#### Objectives:
a) Name each Chinese city that the article on India's rocket force places within reach of the planned 800-kilometer missile range.
b) Write a continuation of the article on India's rocket force and submarine-launched cruise missiles, picking up after its final sentence.

#### Provided text:

India Develops Its Own ‘Rocket Force’ Akin To China’s PLARF; Aims To Counter Beijing’s Asymmetric Edge

Underwater warfare is going to get more competitive in the Indian Ocean Region. Days after Pakistan laid a keel for an AIP (Air Independent Propulsion) submarine, India has announced to test a 500 km range submarine-launched cruise missile in the coming days.

India’s SLCM program is driven by strategic factors like China’s growing naval presence in the Indian Ocean and Pakistan’s advancements in missile technology.

SLCMs would add a survivable sea-based element to bolster India’s land-based rocket force, which the country has envisaged. First articulated by former Chief of Defense Staff General Bipin Rawat, the establishment of the Indian Rocket Force hinges on getting the theatre commands running.

These missiles will be deployed on the submarines to be constructed under Project 75I, for which German ThyssenKrupp AG and Spanish Navantia are competing. India is planning to eventually increase the range of its SLCM to 800 kilometers, which will cover a vast swathe of China within its range, including cities like Shanghai, Hangzhou, Wenzhou, Fuzhou, and Xiamen.

The SLCMs are part of India’s strategic defense capabilities that eventually want to build a rocket force. A trial of the SLCM was conducted in February 2023, during which the SLCM achieved its objectives within a range of 402 kilometers.

There are two variants – Land Attack Cruise Missile (LACM) and Anti-Ship Cruise Missile (ASCM) intended for targeting naval vessels.

India has been working towards non-contact warfighting capability with its homegrown SLCMs and short and medium-range ballistic missiles, just like PLA’s Rocket Force (PLARF), which controls Beijing’s arsenal of land-based ballistic missiles-both nuclear and conventional. The PLARF has 40 brigades.

India is developing long-range land attack cruise missiles with an impressive range of 1500 kilometers. Indian domestic industries such as Larsen and Toubro, Godrej, and Sameer are partnering with the country’s domestic Defense Research and Development Organisation (DRDO).

SLCMs are primarily designed for deployment on submarines and have a relatively shorter range compared to Intercontinental Ballistic Missiles (ICBMs). SLCMs are used for precision strikes against land-based targets or naval assets, while ICBMs are part of the country’s nuclear deterrent. SLCMs are launched from submarines, which can operate stealthily underwater, making them less susceptible to detection and pre-emptive strikes.

SLCMs follow a low-altitude trajectory during their flight. They fly close to the surface, avoiding detection by radar systems. They can be launched relatively quickly from submarines, providing a rapid response capability. Successfully integrating SLCMs onto submarines like the Kalvari-class SSKs and the nuclear-powered Arihant ballistic missile submarines (SSBNs) is crucial.

#### Data lines:

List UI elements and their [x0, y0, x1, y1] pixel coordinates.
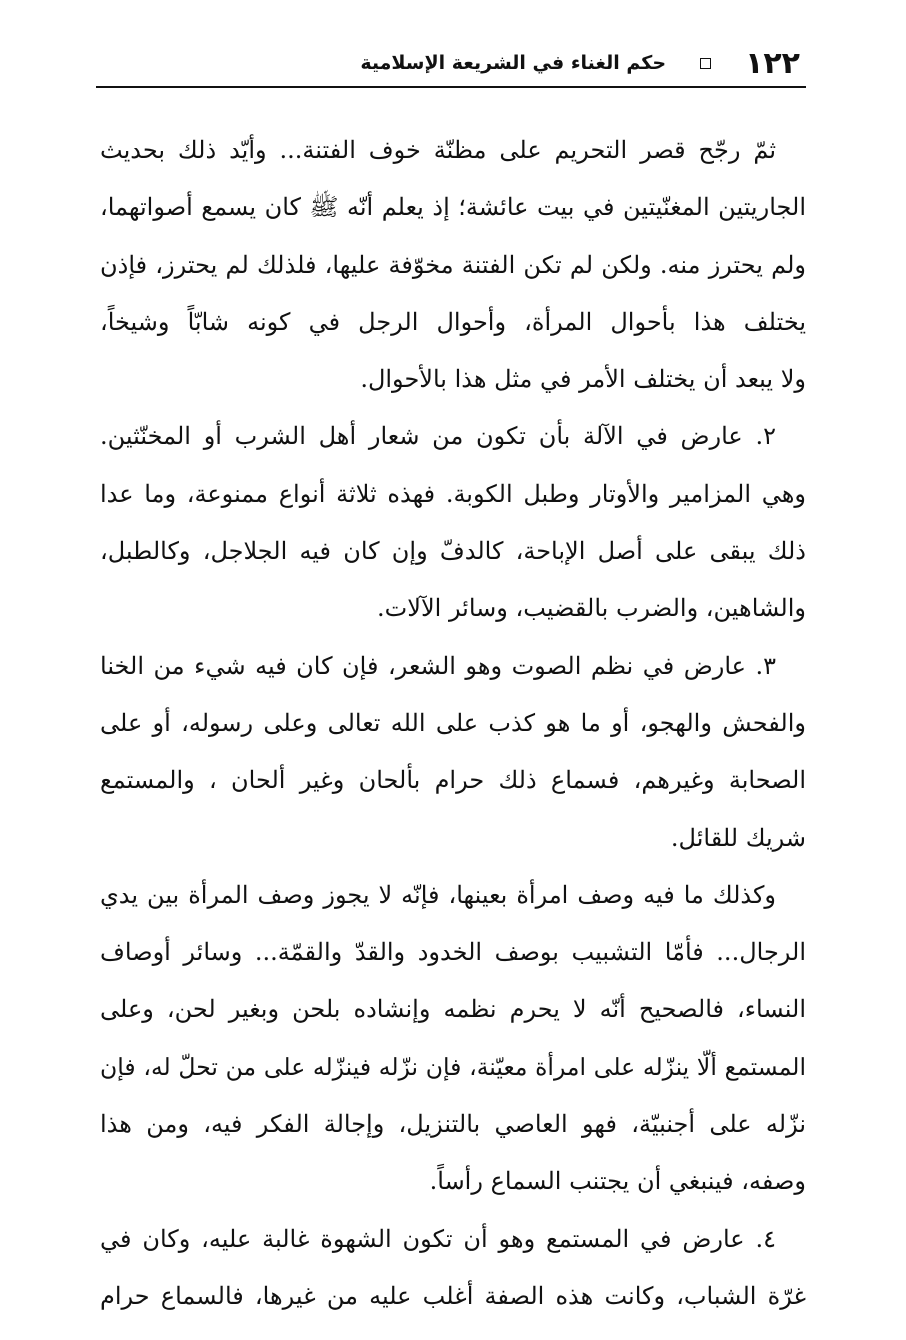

#### Exercise answers:
a) Shanghai, Hangzhou, Wenzhou, Fuzhou, Xiamen

b)
The SLCMs will be tested first on the Russian-origin Sindhughosh (kilo class) submarines as planned.

The DRDO has also completed the development of the Pralay ballistic missiles with a strike range from 150-500 km. The long-range land-attack cruise missiles and SLCMs with a 1000 km range will be ready for production within a couple of years.

Coastal batteries armed with the Brahmos anti-ship cruise missile (ASCM) may feature in the Indian Rocket Force along with land-based long-range ASCMs derived from the subsonic Nirbhay cruise missile.

These systems are likely to feature heavily in any future anti-access/area denial architecture set up by India in the Andaman and Nicobar Islands.

India plans to keep the IRF and the Strategic Forces Command (SFC), which handles the country’s nuclear arsenal, as separate entities.

So, the SFC will continue to be in charge of the nuclear-capable Prithvi-II (350 km range), Shaurya (750 km), Agni-1 (700 km), Agni-2 (2,000 km), agni 3 (3,000 km), Agni 4 (4000 km) and Agni-5 (over 5000 km) ballistic missiles as well as nuclear-powered submarines armed with nuclear-tipped missiles and fighter jets capable of dropping nuclear gravity bombs.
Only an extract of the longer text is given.